[Data records]
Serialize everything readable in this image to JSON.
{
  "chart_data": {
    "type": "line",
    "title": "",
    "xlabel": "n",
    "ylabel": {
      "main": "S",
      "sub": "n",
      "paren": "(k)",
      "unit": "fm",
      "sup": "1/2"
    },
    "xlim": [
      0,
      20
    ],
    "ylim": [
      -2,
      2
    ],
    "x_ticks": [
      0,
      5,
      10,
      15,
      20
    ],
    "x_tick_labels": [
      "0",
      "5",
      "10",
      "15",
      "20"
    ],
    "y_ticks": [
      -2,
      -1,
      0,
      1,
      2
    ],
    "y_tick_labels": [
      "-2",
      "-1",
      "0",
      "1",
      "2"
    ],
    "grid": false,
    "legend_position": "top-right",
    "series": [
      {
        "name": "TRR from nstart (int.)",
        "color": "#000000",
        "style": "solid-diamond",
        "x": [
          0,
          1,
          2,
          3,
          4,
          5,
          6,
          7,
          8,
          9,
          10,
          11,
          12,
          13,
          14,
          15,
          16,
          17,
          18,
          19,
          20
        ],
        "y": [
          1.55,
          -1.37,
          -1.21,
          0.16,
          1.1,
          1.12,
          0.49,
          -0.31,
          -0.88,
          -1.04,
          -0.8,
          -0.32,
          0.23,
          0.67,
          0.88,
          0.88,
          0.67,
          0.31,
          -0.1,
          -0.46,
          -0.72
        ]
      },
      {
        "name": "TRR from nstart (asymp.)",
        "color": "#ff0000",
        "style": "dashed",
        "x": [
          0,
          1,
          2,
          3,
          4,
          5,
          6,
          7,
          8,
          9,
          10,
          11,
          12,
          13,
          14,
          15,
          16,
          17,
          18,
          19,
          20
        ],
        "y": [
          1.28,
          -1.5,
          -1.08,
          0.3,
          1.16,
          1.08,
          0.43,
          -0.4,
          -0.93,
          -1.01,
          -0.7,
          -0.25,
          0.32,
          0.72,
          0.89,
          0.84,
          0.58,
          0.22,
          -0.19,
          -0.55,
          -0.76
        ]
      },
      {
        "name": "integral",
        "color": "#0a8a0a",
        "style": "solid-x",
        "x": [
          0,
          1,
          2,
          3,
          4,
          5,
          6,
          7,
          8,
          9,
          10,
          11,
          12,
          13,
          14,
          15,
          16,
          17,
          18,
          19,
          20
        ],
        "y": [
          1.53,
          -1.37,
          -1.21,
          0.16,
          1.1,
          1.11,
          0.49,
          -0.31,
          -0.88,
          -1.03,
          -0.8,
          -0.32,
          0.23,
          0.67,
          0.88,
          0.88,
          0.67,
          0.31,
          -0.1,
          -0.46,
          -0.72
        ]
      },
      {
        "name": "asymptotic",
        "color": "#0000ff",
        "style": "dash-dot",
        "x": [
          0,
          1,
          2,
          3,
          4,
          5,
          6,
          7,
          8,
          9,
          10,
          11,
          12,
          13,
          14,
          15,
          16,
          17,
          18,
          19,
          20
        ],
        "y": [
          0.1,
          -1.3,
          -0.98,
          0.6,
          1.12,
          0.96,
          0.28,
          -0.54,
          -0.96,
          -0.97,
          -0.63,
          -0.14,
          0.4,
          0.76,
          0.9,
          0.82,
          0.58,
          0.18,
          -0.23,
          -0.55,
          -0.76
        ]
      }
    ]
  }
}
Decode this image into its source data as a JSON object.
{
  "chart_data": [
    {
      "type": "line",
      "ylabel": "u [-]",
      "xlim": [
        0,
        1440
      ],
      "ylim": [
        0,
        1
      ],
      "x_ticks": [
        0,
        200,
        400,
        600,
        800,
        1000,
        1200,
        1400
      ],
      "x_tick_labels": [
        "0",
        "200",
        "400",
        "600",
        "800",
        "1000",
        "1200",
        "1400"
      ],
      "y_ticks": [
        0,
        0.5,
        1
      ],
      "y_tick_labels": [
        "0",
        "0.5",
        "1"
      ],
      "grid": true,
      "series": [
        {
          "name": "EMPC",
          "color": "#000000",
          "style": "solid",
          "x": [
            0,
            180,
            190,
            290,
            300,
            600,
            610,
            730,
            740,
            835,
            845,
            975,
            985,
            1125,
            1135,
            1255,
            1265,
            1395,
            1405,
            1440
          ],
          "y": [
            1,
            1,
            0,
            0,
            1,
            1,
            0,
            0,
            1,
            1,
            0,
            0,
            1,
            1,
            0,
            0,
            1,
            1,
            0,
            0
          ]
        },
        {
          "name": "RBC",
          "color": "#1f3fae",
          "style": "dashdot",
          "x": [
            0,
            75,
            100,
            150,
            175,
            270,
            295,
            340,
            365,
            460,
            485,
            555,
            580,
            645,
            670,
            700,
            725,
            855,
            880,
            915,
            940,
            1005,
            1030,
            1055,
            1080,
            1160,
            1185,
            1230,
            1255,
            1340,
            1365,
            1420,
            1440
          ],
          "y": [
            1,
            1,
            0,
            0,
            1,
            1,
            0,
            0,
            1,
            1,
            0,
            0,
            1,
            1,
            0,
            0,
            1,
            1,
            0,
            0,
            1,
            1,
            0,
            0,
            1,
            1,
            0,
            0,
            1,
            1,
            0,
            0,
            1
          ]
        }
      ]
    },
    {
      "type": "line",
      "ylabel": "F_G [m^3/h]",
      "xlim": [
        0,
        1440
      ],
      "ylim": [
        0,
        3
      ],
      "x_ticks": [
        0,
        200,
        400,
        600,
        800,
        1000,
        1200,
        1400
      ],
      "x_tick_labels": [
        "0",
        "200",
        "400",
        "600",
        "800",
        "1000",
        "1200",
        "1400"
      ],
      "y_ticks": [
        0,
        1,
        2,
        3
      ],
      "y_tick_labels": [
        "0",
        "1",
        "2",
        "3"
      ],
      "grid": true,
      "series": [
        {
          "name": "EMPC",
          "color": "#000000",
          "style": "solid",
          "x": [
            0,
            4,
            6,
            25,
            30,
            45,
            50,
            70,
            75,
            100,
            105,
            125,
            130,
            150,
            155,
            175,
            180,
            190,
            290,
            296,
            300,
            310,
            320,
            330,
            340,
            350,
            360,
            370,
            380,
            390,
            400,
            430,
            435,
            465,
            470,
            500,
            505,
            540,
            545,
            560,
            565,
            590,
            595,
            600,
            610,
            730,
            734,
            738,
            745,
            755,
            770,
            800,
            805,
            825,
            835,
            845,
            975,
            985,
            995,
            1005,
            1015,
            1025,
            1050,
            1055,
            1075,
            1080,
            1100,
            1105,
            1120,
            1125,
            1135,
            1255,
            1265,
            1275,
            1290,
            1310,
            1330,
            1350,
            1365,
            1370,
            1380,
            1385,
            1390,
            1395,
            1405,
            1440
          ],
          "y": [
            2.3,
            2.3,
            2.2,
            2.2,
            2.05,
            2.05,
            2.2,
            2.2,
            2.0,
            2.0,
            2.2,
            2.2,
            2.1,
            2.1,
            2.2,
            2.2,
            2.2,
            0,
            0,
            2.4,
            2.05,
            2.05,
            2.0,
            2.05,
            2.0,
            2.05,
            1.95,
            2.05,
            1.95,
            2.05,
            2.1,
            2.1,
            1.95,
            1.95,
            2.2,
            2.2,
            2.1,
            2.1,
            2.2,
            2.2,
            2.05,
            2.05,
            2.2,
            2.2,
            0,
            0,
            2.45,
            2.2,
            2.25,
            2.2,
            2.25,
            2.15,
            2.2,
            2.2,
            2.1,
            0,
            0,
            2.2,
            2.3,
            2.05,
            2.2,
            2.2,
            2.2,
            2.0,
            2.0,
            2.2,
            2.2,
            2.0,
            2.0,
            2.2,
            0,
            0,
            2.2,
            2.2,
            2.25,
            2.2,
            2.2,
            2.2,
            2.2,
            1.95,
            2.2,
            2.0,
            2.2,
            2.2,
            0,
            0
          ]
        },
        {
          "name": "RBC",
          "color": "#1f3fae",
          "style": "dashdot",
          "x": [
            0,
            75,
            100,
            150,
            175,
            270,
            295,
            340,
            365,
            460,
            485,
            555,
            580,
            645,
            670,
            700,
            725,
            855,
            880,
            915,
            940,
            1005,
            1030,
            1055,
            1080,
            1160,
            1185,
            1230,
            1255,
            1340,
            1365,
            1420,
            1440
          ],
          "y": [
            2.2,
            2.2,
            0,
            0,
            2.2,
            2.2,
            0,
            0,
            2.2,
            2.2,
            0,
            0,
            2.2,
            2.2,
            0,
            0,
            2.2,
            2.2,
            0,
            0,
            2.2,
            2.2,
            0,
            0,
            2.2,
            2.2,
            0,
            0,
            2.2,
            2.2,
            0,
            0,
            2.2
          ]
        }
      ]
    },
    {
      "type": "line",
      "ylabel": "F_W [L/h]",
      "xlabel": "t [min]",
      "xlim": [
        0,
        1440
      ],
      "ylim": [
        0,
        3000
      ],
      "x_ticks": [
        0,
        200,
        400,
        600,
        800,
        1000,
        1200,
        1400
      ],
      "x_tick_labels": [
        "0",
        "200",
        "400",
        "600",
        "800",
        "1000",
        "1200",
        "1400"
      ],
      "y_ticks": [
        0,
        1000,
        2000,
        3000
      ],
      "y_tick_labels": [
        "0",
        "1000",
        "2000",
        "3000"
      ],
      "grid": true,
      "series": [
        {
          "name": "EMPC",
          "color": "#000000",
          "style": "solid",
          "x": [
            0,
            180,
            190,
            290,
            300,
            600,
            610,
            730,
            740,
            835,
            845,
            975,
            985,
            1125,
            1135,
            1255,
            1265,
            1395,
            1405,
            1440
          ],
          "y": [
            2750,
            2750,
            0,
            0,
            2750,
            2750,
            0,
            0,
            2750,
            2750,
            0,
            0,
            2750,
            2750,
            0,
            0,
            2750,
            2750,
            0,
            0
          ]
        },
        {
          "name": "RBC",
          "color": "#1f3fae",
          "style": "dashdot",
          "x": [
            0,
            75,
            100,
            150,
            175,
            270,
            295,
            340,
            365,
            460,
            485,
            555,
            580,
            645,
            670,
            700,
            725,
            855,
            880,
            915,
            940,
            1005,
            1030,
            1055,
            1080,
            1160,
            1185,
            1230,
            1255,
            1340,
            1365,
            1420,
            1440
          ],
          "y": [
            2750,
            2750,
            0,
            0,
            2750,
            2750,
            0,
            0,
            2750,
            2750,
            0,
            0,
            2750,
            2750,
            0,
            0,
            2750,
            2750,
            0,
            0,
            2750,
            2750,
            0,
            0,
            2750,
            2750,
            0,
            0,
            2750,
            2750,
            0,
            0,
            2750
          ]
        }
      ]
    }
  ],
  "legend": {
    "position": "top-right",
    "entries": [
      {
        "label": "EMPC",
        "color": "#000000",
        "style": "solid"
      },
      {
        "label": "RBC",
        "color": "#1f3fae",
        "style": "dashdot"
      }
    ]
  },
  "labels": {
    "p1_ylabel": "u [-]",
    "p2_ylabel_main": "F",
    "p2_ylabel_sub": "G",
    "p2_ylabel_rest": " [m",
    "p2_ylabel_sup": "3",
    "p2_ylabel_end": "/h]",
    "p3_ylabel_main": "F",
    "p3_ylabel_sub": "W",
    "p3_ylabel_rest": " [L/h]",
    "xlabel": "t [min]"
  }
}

» **Your task**:
Search the data for the string "this". List each line that has it.

» **Complete response**:
Serialize everything readable in this image to JSON.
Decode this image into its source data as a JSON object.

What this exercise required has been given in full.